WHAT YOU NEED TO DO:
Look through the material and copy each line holding "activité".

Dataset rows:
— begin —
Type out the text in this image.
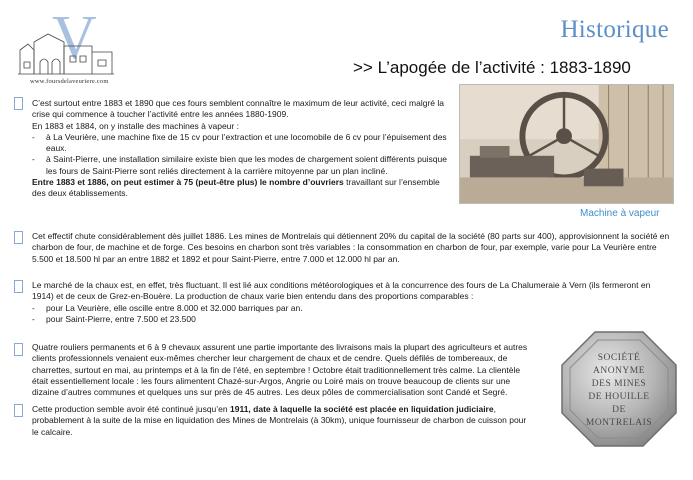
V
www.foursdelaveuriere.com
Historique
>> L’apogée de l’activité : 1883-1890
Machine à vapeur

C’est surtout entre 1883 et 1890 que ces fours semblent connaître le maximum de leur activité, ceci malgré la crise qui commence à toucher l’activité entre les années 1880-1909.

En 1883 et 1884, on y installe des machines à vapeur :

-	à La Veurière, une machine fixe de 15 cv pour l’extraction et une locomobile de 6 cv pour l’épuisement des eaux.
-	à Saint-Pierre, une installation similaire existe bien que les modes de chargement soient différents puisque les fours de Saint-Pierre sont reliés directement à la carrière mitoyenne par un plan incliné.

Entre 1883 et 1886, on peut estimer à 75 (peut-être plus) le nombre d’ouvriers travaillant sur l’ensemble des deux établissements.

Cet effectif chute considérablement dès juillet 1886. Les mines de Montrelais qui détiennent 20% du capital de la société (80 parts sur 400), approvisionnent la société en charbon de four, de machine et de forge. Ces besoins en charbon sont très variables : la consommation en charbon de four, par exemple, varie pour La Veurière entre 5.500 et 18.500 hl par an entre 1882 et 1892 et pour Saint-Pierre, entre 7.000 et 12.000 hl par an.

Le marché de la chaux est, en effet, très fluctuant. Il est lié aux conditions météorologiques et à la concurrence des fours de La Chalumeraie à Vern (ils fermeront en 1914) et de ceux de Grez-en-Bouère. La production de chaux varie bien entendu dans des proportions comparables :

-	pour La Veurière, elle oscille entre 8.000 et 32.000 barriques par an.
-	pour Saint-Pierre, entre 7.500 et 23.500

Quatre rouliers permanents et 6 à 9 chevaux assurent une partie importante des livraisons mais la plupart des agriculteurs et autres clients professionnels venaient eux-mêmes chercher leur chargement de chaux et de cendre. Quels défilés de tombereaux, de charrettes, surtout en mai, au printemps et à la fin de l’été, en septembre ! Octobre était traditionnellement très calme. La clientèle était essentiellement locale : les fours alimentent Chazé-sur-Argos, Angrie ou Loiré mais on trouve beaucoup de clients sur une dizaine d’autres communes et quelques uns sur près de 45 autres. Les deux pôles de commercialisation sont Candé et Segré.

Cette production semble avoir été continué jusqu’en 1911, date à laquelle la société est placée en liquidation judiciaire, probablement à la suite de la mise en liquidation des Mines de Montrelais (à 30km), unique fournisseur de charbon de cuisson pour le calcaire.

SOCIÉTÉ
ANONYME
DES MINES
DE HOUILLE
DE
MONTRELAIS
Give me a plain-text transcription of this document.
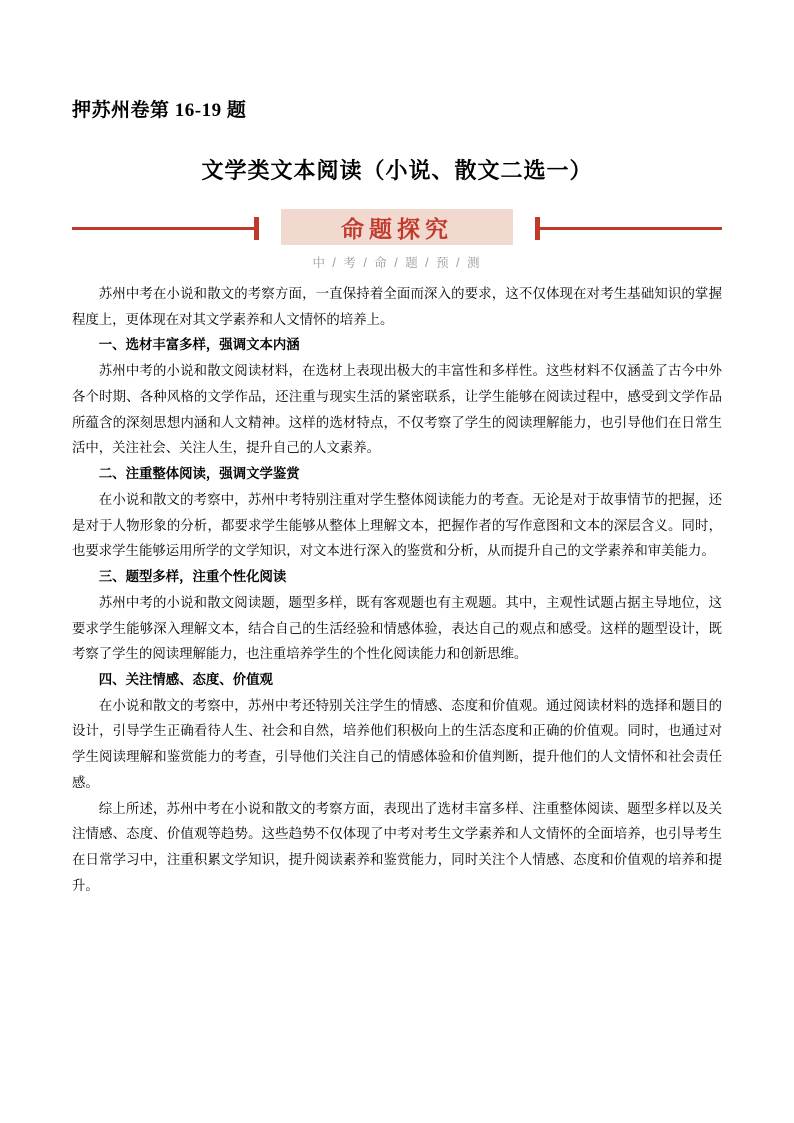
押苏州卷第 16-19 题
文学类文本阅读（小说、散文二选一）
命题探究
中 / 考 / 命 / 题 / 预 / 测

苏州中考在小说和散文的考察方面，一直保持着全面而深入的要求，这不仅体现在对考生基础知识的掌握程度上，更体现在对其文学素养和人文情怀的培养上。

一、选材丰富多样，强调文本内涵

苏州中考的小说和散文阅读材料，在选材上表现出极大的丰富性和多样性。这些材料不仅涵盖了古今中外各个时期、各种风格的文学作品，还注重与现实生活的紧密联系，让学生能够在阅读过程中，感受到文学作品所蕴含的深刻思想内涵和人文精神。这样的选材特点，不仅考察了学生的阅读理解能力，也引导他们在日常生活中，关注社会、关注人生，提升自己的人文素养。

二、注重整体阅读，强调文学鉴赏

在小说和散文的考察中，苏州中考特别注重对学生整体阅读能力的考查。无论是对于故事情节的把握，还是对于人物形象的分析，都要求学生能够从整体上理解文本，把握作者的写作意图和文本的深层含义。同时，也要求学生能够运用所学的文学知识，对文本进行深入的鉴赏和分析，从而提升自己的文学素养和审美能力。

三、题型多样，注重个性化阅读

苏州中考的小说和散文阅读题，题型多样，既有客观题也有主观题。其中，主观性试题占据主导地位，这要求学生能够深入理解文本，结合自己的生活经验和情感体验，表达自己的观点和感受。这样的题型设计，既考察了学生的阅读理解能力，也注重培养学生的个性化阅读能力和创新思维。

四、关注情感、态度、价值观

在小说和散文的考察中，苏州中考还特别关注学生的情感、态度和价值观。通过阅读材料的选择和题目的设计，引导学生正确看待人生、社会和自然，培养他们积极向上的生活态度和正确的价值观。同时，也通过对学生阅读理解和鉴赏能力的考查，引导他们关注自己的情感体验和价值判断，提升他们的人文情怀和社会责任感。

综上所述，苏州中考在小说和散文的考察方面，表现出了选材丰富多样、注重整体阅读、题型多样以及关注情感、态度、价值观等趋势。这些趋势不仅体现了中考对考生文学素养和人文情怀的全面培养，也引导考生在日常学习中，注重积累文学知识，提升阅读素养和鉴赏能力，同时关注个人情感、态度和价值观的培养和提升。
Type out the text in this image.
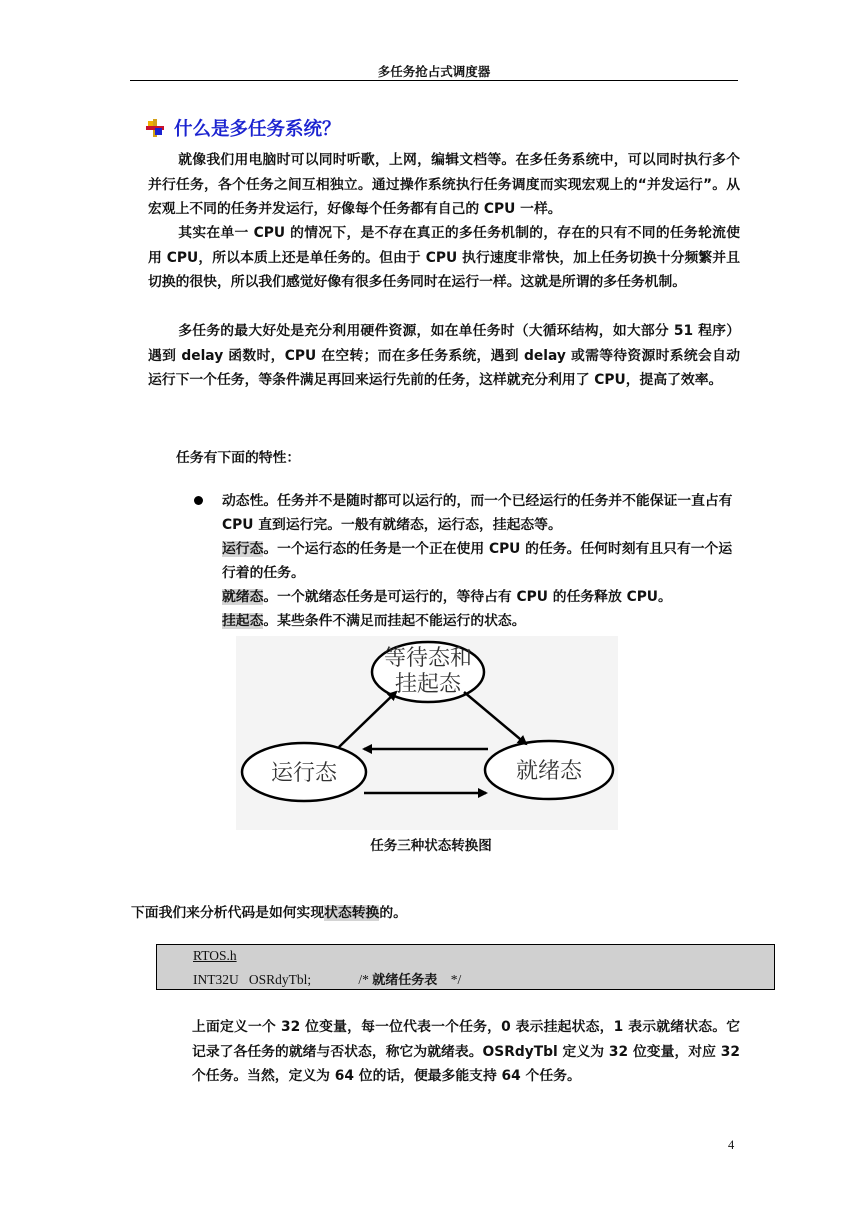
多任务抢占式调度器
什么是多任务系统？
就像我们用电脑时可以同时听歌，上网，编辑文档等。在多任务系统中，可以同时执行多个并行任务，各个任务之间互相独立。通过操作系统执行任务调度而实现宏观上的“并发运行”。从宏观上不同的任务并发运行，好像每个任务都有自己的 CPU 一样。
其实在单一 CPU 的情况下，是不存在真正的多任务机制的，存在的只有不同的任务轮流使用 CPU，所以本质上还是单任务的。但由于 CPU 执行速度非常快，加上任务切换十分频繁并且切换的很快，所以我们感觉好像有很多任务同时在运行一样。这就是所谓的多任务机制。
多任务的最大好处是充分利用硬件资源，如在单任务时（大循环结构，如大部分 51 程序）遇到 delay 函数时，CPU 在空转；而在多任务系统，遇到 delay 或需等待资源时系统会自动运行下一个任务，等条件满足再回来运行先前的任务，这样就充分利用了 CPU，提高了效率。
任务有下面的特性：
动态性。任务并不是随时都可以运行的，而一个已经运行的任务并不能保证一直占有 CPU 直到运行完。一般有就绪态，运行态，挂起态等。
运行态。一个运行态的任务是一个正在使用 CPU 的任务。任何时刻有且只有一个运行着的任务。
就绪态。一个就绪态任务是可运行的，等待占有 CPU 的任务释放 CPU。
挂起态。某些条件不满足而挂起不能运行的状态。
等待态和
挂起态
运行态	就绪态
任务三种状态转换图
下面我们来分析代码是如何实现状态转换的。
RTOS.h
INT32U OSRdyTbl;	/* 就绪任务表 */
上面定义一个 32 位变量，每一位代表一个任务，0 表示挂起状态，1 表示就绪状态。它记录了各任务的就绪与否状态，称它为就绪表。OSRdyTbl 定义为 32 位变量，对应 32 个任务。当然，定义为 64 位的话，便最多能支持 64 个任务。
4
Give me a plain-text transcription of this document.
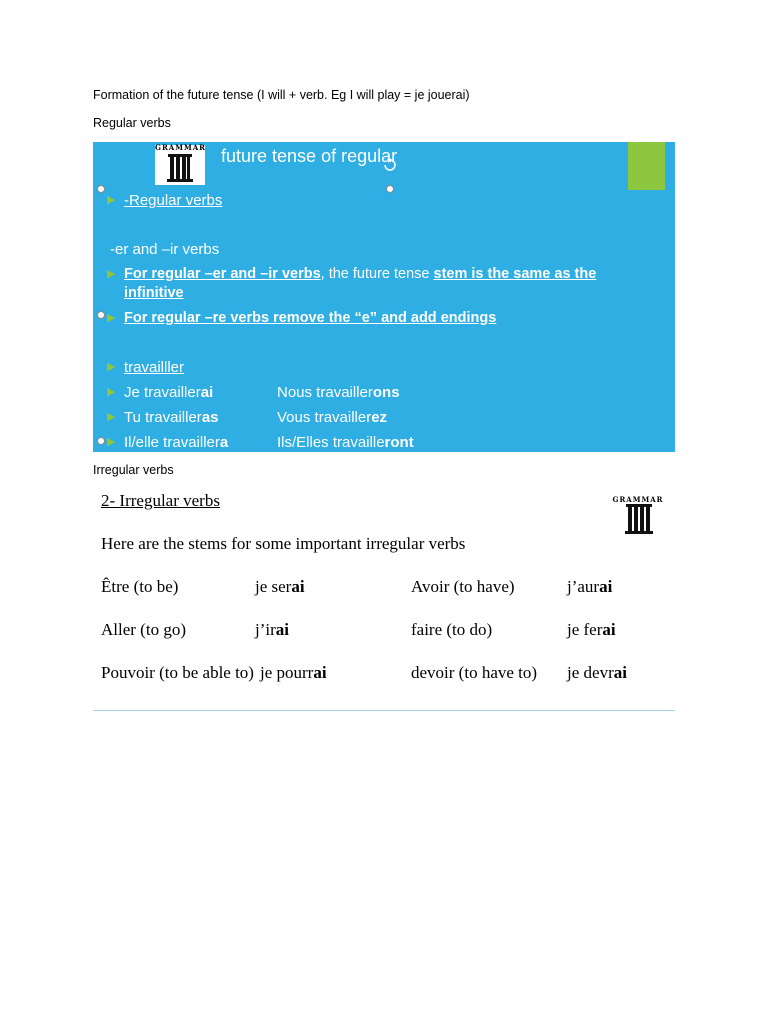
Formation of the future tense (I will + verb. Eg I will play = je jouerai)
Regular verbs
GRAMMAR future tense of regular
▶ -Regular verbs
-er and –ir verbs
▶ For regular –er and –ir verbs, the future tense stem is the same as the
infinitive
▶ For regular –re verbs remove the “e” and add endings
▶ travailller
▶ Je travaillerai	Nous travaillerons
▶ Tu travailleras	Vous travaillerez
▶ Il/elle travaillera	Ils/Elles travailleront
Irregular verbs
2- Irregular verbs	GRAMMAR
Here are the stems for some important irregular verbs
Être (to be)	je serai	Avoir (to have)	j’aurai
Aller (to go)	j’irai	faire (to do)	je ferai
Pouvoir (to be able to) je pourrai	devoir (to have to) je devrai
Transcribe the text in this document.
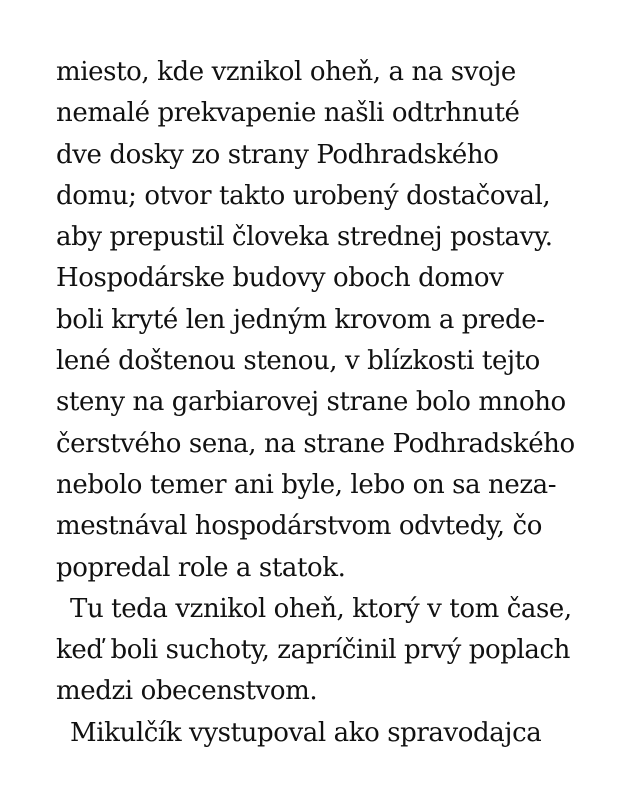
miesto, kde vznikol oheň, a na svoje
nemalé prekvapenie našli odtrhnuté
dve dosky zo strany Podhradského
domu; otvor takto urobený dostačoval,
aby prepustil človeka strednej postavy.
Hospodárske budovy oboch domov
boli kryté len jedným krovom a prede-
lené doštenou stenou, v blízkosti tejto
steny na garbiarovej strane bolo mnoho
čerstvého sena, na strane Podhradského
nebolo temer ani byle, lebo on sa neza-
mestnával hospodárstvom odvtedy, čo
popredal role a statok.
Tu teda vznikol oheň, ktorý v tom čase,
keď boli suchoty, zapríčinil prvý poplach
medzi obecenstvom.
Mikulčík vystupoval ako spravodajca
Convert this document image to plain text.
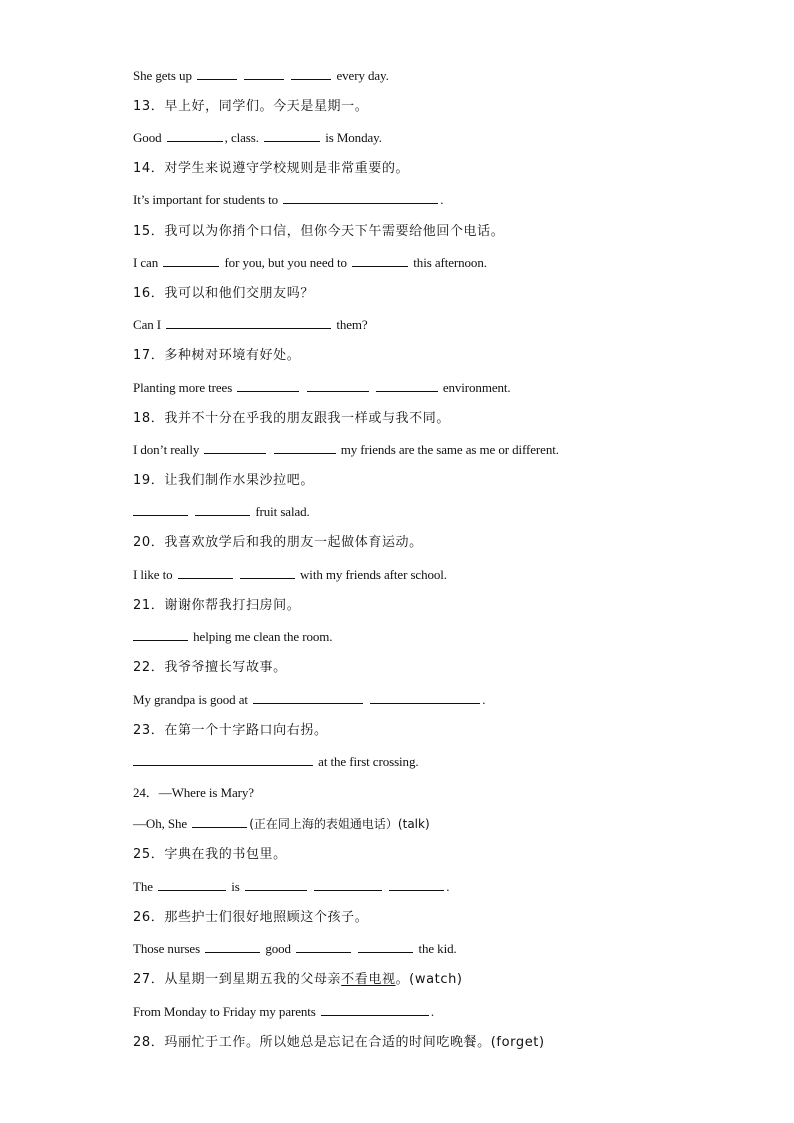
She gets up	every day.
13．早上好，同学们。今天是星期一。
Good	, class.	is Monday.
14．对学生来说遵守学校规则是非常重要的。
It’s important for students to	.
15．我可以为你捎个口信，但你今天下午需要给他回个电话。
I can	for you, but you need to	this afternoon.
16．我可以和他们交朋友吗？
Can I	them?
17．多种树对环境有好处。
Planting more trees	environment.
18．我并不十分在乎我的朋友跟我一样或与我不同。
I don’t really	my friends are the same as me or different.
19．让我们制作水果沙拉吧。
fruit salad.
20．我喜欢放学后和我的朋友一起做体育运动。
I like to	with my friends after school.
21．谢谢你帮我打扫房间。
helping me clean the room.
22．我爷爷擅长写故事。
My grandpa is good at	.
23．在第一个十字路口向右拐。
at the first crossing.
24．—Where is Mary?
—Oh, She	(正在同上海的表姐通电话）(talk)
25．字典在我的书包里。
The	is	.
26．那些护士们很好地照顾这个孩子。
Those nurses	good	the kid.
27．从星期一到星期五我的父母亲不看电视。(watch)
From Monday to Friday my parents	.
28．玛丽忙于工作。所以她总是忘记在合适的时间吃晚餐。(forget)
— end —
THE REPLY:
>> L’apogée de l’activité : 1883-1890
C’est surtout entre 1883 et 1890 que ces fours semblent connaître le maximum de leur activité, ceci malgré la crise qui commence à toucher l’activité entre les années 1880-1909.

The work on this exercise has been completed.